-- Start RECORDS FOR THIS TASK --

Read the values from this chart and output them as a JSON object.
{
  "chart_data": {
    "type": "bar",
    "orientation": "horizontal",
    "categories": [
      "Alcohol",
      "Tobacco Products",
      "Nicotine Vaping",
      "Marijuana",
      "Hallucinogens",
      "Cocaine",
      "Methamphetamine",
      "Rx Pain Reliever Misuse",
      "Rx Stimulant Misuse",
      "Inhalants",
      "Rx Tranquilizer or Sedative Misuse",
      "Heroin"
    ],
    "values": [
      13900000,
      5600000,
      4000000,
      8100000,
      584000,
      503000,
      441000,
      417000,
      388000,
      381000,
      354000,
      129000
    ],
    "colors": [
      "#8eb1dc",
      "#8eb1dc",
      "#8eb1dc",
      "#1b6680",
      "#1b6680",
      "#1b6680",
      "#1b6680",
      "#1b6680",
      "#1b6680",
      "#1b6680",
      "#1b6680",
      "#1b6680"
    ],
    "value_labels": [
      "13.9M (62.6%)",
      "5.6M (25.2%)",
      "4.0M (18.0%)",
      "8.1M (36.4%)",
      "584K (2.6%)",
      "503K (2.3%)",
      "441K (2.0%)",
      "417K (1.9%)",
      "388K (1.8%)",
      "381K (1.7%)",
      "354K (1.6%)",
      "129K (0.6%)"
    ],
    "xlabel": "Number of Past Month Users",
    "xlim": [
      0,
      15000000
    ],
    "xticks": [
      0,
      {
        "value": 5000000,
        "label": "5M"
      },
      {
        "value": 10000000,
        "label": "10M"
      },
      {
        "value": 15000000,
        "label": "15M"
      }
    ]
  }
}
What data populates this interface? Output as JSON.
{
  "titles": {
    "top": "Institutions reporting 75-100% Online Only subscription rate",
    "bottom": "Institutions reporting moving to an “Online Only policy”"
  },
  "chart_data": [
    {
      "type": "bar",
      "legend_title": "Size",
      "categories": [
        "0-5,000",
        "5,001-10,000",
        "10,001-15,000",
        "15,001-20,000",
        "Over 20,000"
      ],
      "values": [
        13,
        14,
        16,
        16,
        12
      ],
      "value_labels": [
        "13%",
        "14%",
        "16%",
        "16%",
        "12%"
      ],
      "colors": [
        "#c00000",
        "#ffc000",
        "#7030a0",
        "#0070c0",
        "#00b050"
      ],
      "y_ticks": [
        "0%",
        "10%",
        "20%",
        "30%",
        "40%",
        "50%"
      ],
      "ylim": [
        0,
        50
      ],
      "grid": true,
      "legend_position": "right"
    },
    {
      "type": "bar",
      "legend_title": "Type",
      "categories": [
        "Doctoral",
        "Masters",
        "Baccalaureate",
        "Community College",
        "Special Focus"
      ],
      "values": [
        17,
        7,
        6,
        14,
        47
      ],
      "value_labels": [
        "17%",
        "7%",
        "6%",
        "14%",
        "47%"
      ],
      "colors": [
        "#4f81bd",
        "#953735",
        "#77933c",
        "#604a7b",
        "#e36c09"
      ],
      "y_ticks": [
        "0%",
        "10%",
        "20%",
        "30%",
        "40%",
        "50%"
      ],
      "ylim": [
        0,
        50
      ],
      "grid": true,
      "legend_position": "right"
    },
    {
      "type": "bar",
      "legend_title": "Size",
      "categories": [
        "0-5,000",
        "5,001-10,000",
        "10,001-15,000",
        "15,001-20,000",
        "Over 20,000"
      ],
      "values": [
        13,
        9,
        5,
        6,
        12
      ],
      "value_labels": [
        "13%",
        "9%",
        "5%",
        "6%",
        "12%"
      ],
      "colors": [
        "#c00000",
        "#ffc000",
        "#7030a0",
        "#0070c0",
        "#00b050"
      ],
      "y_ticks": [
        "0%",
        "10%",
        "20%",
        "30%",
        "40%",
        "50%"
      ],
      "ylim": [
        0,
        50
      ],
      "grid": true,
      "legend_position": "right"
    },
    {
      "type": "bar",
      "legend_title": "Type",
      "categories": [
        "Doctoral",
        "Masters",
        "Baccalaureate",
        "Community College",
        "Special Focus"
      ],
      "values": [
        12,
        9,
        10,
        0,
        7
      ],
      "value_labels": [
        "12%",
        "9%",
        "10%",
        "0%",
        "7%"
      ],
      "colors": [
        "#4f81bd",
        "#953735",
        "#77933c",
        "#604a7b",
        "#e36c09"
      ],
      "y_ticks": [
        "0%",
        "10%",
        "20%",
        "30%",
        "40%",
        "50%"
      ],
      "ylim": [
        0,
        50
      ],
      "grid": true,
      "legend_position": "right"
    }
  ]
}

-- End RECORDS FOR THIS TASK --

GOAL.
Copy out the full listing exactly.

REPLY TO THE TASK.
Read the values from this chart and output them as a JSON object.
{
  "chart_data": {
    "type": "bar",
    "orientation": "horizontal",
    "categories": [
      "Alcohol",
      "Tobacco Products",
      "Nicotine Vaping",
      "Marijuana",
      "Hallucinogens",
      "Cocaine",
      "Methamphetamine",
      "Rx Pain Reliever Misuse",
      "Rx Stimulant Misuse",
      "Inhalants",
      "Rx Tranquilizer or Sedative Misuse",
      "Heroin"
    ],
    "values": [
      13900000,
      5600000,
      4000000,
      8100000,
      584000,
      503000,
      441000,
      417000,
      388000,
      381000,
      354000,
      129000
    ],
    "colors": [
      "#8eb1dc",
      "#8eb1dc",
      "#8eb1dc",
      "#1b6680",
      "#1b6680",
      "#1b6680",
      "#1b6680",
      "#1b6680",
      "#1b6680",
      "#1b6680",
      "#1b6680",
      "#1b6680"
    ],
    "value_labels": [
      "13.9M (62.6%)",
      "5.6M (25.2%)",
      "4.0M (18.0%)",
      "8.1M (36.4%)",
      "584K (2.6%)",
      "503K (2.3%)",
      "441K (2.0%)",
      "417K (1.9%)",
      "388K (1.8%)",
      "381K (1.7%)",
      "354K (1.6%)",
      "129K (0.6%)"
    ],
    "xlabel": "Number of Past Month Users",
    "xlim": [
      0,
      15000000
    ],
    "xticks": [
      0,
      {
        "value": 5000000,
        "label": "5M"
      },
      {
        "value": 10000000,
        "label": "10M"
      },
      {
        "value": 15000000,
        "label": "15M"
      }
    ]
  }
}
What data populates this interface? Output as JSON.
{
  "titles": {
    "top": "Institutions reporting 75-100% Online Only subscription rate",
    "bottom": "Institutions reporting moving to an “Online Only policy”"
  },
  "chart_data": [
    {
      "type": "bar",
      "legend_title": "Size",
      "categories": [
        "0-5,000",
        "5,001-10,000",
        "10,001-15,000",
        "15,001-20,000",
        "Over 20,000"
      ],
      "values": [
        13,
        14,
        16,
        16,
        12
      ],
      "value_labels": [
        "13%",
        "14%",
        "16%",
        "16%",
        "12%"
      ],
      "colors": [
        "#c00000",
        "#ffc000",
        "#7030a0",
        "#0070c0",
        "#00b050"
      ],
      "y_ticks": [
        "0%",
        "10%",
        "20%",
        "30%",
        "40%",
        "50%"
      ],
      "ylim": [
        0,
        50
      ],
      "grid": true,
      "legend_position": "right"
    },
    {
      "type": "bar",
      "legend_title": "Type",
      "categories": [
        "Doctoral",
        "Masters",
        "Baccalaureate",
        "Community College",
        "Special Focus"
      ],
      "values": [
        17,
        7,
        6,
        14,
        47
      ],
      "value_labels": [
        "17%",
        "7%",
        "6%",
        "14%",
        "47%"
      ],
      "colors": [
        "#4f81bd",
        "#953735",
        "#77933c",
        "#604a7b",
        "#e36c09"
      ],
      "y_ticks": [
        "0%",
        "10%",
        "20%",
        "30%",
        "40%",
        "50%"
      ],
      "ylim": [
        0,
        50
      ],
      "grid": true,
      "legend_position": "right"
    },
    {
      "type": "bar",
      "legend_title": "Size",
      "categories": [
        "0-5,000",
        "5,001-10,000",
        "10,001-15,000",
        "15,001-20,000",
        "Over 20,000"
      ],
      "values": [
        13,
        9,
        5,
        6,
        12
      ],
      "value_labels": [
        "13%",
        "9%",
        "5%",
        "6%",
        "12%"
      ],
      "colors": [
        "#c00000",
        "#ffc000",
        "#7030a0",
        "#0070c0",
        "#00b050"
      ],
      "y_ticks": [
        "0%",
        "10%",
        "20%",
        "30%",
        "40%",
        "50%"
      ],
      "ylim": [
        0,
        50
      ],
      "grid": true,
      "legend_position": "right"
    },
    {
      "type": "bar",
      "legend_title": "Type",
      "categories": [
        "Doctoral",
        "Masters",
        "Baccalaureate",
        "Community College",
        "Special Focus"
      ],
      "values": [
        12,
        9,
        10,
        0,
        7
      ],
      "value_labels": [
        "12%",
        "9%",
        "10%",
        "0%",
        "7%"
      ],
      "colors": [
        "#4f81bd",
        "#953735",
        "#77933c",
        "#604a7b",
        "#e36c09"
      ],
      "y_ticks": [
        "0%",
        "10%",
        "20%",
        "30%",
        "40%",
        "50%"
      ],
      "ylim": [
        0,
        50
      ],
      "grid": true,
      "legend_position": "right"
    }
  ]
}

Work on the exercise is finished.